* WHAT TO PRODUCE:
From the listing below, pull out the lines that hold "Parse".

Part of a data file
■ ■ ■

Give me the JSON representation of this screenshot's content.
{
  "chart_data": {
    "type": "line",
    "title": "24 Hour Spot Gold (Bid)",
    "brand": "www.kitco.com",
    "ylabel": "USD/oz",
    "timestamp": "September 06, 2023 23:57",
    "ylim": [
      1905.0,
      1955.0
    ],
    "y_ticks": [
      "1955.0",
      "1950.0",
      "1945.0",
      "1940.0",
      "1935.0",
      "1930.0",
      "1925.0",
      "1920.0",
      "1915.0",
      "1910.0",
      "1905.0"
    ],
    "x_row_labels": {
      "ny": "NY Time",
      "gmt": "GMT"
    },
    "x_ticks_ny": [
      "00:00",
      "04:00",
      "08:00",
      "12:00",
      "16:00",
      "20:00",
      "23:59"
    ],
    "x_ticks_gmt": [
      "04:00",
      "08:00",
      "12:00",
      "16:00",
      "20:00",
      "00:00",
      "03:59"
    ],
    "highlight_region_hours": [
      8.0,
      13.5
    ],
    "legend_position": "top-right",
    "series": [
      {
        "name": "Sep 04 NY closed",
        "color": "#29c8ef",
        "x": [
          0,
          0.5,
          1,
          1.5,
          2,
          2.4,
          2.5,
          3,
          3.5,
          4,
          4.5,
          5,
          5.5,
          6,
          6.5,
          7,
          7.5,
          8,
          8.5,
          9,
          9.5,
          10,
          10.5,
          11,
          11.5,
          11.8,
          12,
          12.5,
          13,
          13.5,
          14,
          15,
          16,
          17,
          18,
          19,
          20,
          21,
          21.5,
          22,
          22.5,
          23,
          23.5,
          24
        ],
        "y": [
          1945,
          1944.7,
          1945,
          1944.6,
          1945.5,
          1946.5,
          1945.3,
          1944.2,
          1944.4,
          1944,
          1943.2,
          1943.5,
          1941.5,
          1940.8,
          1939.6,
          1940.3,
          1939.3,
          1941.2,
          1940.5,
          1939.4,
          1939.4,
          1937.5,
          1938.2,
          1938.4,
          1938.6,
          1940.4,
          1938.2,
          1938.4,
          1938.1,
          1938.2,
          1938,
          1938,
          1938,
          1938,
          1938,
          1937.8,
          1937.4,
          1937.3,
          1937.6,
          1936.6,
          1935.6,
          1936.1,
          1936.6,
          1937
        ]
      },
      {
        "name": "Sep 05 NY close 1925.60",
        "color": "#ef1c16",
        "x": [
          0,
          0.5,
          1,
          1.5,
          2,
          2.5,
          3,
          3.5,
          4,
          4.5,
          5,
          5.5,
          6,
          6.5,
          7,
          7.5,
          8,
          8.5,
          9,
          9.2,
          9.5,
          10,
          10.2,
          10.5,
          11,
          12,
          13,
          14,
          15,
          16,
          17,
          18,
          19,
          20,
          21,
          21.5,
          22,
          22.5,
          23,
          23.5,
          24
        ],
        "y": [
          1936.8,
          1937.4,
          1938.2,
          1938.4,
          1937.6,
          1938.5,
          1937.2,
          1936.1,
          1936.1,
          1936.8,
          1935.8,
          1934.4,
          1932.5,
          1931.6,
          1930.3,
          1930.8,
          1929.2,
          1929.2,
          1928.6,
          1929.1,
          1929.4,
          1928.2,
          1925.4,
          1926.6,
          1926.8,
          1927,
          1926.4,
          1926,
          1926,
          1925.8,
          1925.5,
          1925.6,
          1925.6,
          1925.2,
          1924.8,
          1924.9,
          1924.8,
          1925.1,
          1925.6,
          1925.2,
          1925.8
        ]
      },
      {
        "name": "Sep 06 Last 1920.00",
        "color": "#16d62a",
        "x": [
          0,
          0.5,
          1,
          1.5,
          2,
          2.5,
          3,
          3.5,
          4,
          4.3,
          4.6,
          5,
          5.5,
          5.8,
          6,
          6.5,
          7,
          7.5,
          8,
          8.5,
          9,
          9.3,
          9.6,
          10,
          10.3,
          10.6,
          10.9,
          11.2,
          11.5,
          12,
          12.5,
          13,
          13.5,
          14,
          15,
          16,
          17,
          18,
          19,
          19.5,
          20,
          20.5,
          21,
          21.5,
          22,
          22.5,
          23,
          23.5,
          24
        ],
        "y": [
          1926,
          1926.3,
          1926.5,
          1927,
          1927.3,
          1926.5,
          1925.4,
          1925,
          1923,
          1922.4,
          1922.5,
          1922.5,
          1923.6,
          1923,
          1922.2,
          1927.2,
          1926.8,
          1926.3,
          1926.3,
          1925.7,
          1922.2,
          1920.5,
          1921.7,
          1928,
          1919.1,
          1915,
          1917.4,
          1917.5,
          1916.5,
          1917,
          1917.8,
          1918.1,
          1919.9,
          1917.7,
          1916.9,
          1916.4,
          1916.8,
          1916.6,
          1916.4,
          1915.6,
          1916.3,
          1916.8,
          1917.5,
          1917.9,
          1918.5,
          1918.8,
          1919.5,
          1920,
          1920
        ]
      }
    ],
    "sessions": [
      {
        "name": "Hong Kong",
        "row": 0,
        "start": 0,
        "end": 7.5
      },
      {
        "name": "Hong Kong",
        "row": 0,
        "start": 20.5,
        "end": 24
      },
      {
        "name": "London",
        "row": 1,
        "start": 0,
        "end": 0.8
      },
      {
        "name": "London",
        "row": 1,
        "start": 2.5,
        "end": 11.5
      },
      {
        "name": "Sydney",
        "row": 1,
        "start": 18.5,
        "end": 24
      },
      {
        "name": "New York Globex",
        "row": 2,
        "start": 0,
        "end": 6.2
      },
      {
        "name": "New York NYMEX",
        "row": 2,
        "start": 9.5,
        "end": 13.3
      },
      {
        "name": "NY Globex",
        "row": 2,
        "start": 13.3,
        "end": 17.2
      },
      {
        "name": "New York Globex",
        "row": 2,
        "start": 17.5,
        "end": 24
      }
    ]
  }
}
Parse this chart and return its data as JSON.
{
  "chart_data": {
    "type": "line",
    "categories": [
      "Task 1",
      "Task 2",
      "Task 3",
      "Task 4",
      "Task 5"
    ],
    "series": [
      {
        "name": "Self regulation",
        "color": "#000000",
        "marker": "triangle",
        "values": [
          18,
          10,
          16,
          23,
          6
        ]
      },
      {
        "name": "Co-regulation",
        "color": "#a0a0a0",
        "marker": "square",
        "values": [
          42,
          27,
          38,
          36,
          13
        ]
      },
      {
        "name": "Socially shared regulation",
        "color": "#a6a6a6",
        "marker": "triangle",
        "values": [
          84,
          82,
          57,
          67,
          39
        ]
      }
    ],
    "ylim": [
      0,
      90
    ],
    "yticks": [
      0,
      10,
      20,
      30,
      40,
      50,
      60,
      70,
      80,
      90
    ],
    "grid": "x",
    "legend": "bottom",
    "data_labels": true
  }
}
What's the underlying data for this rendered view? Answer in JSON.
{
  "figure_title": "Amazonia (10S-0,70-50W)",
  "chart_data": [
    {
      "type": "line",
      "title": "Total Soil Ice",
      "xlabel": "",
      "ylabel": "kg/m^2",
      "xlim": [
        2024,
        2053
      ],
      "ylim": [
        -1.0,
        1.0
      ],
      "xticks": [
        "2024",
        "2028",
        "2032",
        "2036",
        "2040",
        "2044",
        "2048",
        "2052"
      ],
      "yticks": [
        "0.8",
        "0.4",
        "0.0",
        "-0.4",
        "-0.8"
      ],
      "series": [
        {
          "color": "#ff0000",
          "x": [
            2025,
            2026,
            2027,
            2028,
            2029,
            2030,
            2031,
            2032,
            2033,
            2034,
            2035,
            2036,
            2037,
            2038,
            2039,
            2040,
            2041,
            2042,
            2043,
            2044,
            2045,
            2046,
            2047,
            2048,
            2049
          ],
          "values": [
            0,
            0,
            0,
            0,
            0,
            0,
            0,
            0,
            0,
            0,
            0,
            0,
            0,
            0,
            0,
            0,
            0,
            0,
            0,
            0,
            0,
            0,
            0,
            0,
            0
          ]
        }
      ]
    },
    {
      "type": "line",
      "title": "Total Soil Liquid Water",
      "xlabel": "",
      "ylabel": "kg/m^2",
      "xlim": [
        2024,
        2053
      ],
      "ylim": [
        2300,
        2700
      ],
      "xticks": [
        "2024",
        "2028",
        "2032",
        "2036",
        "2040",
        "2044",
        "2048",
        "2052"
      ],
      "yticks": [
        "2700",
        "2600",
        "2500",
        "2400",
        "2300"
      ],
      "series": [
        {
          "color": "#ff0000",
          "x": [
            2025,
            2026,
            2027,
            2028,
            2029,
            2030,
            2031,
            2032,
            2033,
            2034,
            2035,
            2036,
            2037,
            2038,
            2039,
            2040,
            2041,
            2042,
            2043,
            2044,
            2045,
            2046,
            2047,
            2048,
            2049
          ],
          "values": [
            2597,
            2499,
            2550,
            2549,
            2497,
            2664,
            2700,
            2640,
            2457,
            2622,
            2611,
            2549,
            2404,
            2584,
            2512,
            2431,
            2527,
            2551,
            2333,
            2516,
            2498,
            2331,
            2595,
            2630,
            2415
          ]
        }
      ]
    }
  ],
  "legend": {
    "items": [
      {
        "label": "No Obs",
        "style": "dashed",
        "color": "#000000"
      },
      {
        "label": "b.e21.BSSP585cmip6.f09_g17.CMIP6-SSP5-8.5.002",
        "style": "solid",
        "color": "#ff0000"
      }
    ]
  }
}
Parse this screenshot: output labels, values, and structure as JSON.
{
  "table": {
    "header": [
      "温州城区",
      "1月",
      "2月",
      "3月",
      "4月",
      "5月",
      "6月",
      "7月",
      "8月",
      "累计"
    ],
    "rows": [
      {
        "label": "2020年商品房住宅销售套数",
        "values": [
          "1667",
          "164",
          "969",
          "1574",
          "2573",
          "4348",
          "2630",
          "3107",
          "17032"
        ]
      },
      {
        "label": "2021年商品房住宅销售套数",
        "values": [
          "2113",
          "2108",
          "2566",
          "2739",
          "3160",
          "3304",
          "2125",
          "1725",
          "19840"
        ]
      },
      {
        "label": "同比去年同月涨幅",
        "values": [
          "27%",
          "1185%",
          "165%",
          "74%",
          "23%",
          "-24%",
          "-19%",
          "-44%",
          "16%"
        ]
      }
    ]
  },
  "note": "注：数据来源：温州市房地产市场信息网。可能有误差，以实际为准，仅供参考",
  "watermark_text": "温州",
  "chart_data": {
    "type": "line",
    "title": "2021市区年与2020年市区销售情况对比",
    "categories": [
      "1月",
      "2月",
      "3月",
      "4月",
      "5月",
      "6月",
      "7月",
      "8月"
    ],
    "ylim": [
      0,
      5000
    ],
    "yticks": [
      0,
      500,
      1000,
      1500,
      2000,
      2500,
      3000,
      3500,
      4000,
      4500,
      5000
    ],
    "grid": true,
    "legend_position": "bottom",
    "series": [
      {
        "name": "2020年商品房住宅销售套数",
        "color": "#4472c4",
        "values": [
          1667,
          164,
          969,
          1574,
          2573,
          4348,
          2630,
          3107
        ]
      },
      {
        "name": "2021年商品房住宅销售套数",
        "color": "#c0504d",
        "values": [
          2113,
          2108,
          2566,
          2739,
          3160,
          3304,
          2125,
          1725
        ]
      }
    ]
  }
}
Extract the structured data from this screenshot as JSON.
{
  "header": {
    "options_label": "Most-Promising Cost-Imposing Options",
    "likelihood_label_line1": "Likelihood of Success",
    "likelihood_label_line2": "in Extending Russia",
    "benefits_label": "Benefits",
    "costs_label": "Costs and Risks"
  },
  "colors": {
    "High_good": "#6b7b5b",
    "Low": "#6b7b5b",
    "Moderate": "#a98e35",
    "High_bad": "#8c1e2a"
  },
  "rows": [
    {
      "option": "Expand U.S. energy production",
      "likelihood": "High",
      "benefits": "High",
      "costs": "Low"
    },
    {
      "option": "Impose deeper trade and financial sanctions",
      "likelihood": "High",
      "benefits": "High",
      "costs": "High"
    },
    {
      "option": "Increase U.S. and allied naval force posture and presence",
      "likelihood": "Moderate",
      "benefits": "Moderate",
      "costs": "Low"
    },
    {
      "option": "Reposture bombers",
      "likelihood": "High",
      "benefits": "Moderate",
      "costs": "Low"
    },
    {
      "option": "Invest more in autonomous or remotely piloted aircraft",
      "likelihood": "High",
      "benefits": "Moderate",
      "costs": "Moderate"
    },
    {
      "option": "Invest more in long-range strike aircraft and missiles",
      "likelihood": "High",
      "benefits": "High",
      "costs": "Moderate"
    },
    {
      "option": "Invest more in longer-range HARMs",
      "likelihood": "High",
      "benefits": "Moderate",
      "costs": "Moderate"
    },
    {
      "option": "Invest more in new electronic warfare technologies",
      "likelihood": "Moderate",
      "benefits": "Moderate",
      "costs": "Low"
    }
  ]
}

■ ■ ■

* SOLUTION TO THE PROBLEM:
Parse this chart and return its data as JSON.
Parse this screenshot: output labels, values, and structure as JSON.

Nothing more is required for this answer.